Find the lines containing the word "JSON" and copy every one of them.

———

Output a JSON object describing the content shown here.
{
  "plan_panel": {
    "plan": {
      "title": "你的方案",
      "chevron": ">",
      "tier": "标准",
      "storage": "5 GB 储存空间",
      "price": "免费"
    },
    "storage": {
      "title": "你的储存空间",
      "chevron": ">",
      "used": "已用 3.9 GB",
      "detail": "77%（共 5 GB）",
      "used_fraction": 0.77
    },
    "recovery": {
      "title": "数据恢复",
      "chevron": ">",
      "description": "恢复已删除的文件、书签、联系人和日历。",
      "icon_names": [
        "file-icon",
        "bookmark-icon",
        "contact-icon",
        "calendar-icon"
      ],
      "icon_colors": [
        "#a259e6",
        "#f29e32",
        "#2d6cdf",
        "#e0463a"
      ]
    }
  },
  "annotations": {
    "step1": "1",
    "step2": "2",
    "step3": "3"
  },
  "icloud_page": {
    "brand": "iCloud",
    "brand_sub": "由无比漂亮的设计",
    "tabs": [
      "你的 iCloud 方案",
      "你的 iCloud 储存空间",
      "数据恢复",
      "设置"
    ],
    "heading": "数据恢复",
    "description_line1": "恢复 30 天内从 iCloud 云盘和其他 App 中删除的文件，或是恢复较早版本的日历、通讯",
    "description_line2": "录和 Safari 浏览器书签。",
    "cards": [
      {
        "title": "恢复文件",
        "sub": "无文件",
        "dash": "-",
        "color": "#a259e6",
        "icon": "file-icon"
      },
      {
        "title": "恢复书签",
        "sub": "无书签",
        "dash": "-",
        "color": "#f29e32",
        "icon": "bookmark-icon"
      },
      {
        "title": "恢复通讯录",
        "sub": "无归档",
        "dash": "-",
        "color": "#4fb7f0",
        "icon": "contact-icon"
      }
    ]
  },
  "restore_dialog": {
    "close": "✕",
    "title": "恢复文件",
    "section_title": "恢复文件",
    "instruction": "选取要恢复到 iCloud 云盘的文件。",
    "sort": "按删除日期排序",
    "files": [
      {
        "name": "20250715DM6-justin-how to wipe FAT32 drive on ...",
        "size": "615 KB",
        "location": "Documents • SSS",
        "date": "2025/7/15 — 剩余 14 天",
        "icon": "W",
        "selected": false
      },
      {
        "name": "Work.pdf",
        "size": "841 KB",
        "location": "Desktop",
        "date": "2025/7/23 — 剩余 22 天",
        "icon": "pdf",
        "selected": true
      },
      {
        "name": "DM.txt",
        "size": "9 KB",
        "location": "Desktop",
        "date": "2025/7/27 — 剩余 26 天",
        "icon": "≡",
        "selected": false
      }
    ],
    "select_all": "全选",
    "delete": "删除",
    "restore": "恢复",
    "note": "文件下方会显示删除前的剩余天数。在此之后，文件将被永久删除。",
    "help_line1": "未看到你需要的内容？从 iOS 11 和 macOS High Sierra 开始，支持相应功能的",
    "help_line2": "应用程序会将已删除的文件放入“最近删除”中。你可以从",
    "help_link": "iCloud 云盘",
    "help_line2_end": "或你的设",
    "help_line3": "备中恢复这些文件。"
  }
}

———

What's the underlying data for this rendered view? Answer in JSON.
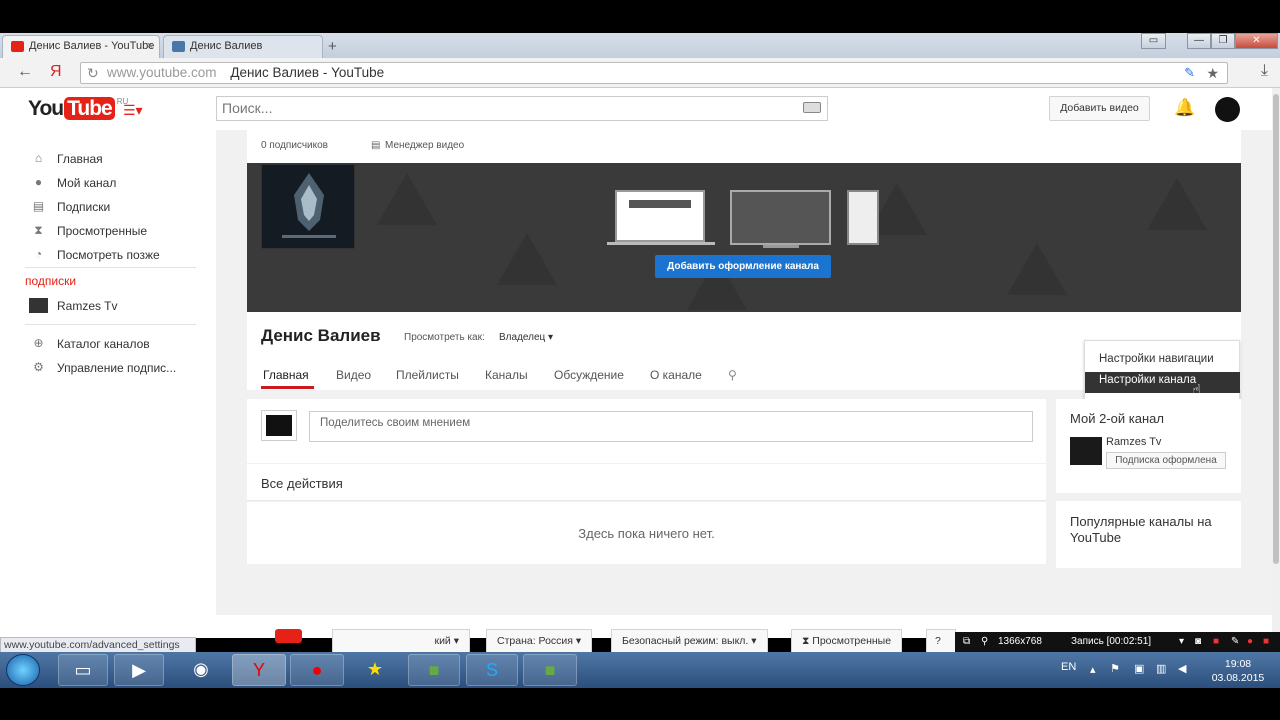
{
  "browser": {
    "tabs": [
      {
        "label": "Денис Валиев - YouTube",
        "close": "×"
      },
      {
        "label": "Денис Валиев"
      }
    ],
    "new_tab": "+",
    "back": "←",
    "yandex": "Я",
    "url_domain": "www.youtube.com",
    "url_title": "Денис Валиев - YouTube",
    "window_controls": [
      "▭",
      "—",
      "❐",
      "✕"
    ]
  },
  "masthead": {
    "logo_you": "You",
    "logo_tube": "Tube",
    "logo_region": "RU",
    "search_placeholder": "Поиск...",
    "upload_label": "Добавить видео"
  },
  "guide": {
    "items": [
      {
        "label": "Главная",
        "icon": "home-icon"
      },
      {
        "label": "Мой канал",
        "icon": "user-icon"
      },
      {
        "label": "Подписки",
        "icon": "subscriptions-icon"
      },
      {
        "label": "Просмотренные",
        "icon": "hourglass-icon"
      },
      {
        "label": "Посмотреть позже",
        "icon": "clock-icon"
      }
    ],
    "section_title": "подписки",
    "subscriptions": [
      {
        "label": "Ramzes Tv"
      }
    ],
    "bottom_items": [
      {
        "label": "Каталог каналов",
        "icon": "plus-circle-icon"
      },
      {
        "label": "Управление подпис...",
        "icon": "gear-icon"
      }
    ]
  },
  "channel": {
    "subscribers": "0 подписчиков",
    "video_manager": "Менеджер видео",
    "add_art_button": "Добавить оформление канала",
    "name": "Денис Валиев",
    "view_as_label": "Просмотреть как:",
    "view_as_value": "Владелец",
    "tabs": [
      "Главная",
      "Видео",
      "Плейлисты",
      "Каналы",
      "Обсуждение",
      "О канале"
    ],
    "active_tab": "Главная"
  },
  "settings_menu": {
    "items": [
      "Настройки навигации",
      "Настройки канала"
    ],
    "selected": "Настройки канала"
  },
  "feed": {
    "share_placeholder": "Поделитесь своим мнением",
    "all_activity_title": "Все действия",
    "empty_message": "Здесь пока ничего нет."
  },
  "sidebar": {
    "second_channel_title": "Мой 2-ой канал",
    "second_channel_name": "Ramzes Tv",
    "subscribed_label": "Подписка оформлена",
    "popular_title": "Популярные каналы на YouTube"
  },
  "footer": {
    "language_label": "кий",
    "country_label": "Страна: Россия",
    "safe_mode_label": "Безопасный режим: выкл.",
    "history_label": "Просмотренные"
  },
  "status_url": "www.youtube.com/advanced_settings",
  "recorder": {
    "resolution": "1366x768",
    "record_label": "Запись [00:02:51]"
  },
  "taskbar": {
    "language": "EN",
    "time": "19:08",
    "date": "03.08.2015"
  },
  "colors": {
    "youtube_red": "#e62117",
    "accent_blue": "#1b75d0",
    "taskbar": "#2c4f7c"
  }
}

———

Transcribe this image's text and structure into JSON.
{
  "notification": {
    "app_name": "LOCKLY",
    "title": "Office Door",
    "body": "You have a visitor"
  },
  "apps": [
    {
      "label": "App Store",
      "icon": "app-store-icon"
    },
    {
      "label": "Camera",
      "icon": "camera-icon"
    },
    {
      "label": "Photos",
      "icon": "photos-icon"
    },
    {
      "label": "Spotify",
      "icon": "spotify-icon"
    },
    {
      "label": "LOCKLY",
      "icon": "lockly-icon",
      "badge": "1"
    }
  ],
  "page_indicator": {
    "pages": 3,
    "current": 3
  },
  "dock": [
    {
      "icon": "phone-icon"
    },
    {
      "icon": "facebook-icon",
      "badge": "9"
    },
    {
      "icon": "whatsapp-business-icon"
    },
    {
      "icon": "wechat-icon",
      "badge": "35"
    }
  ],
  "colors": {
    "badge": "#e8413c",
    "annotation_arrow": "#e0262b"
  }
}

———

▶ Task answer:
Output a JSON object describing the content shown here.
What's the underlying data for this rendered view? Answer in JSON.
Transcribe this image's text and structure into JSON.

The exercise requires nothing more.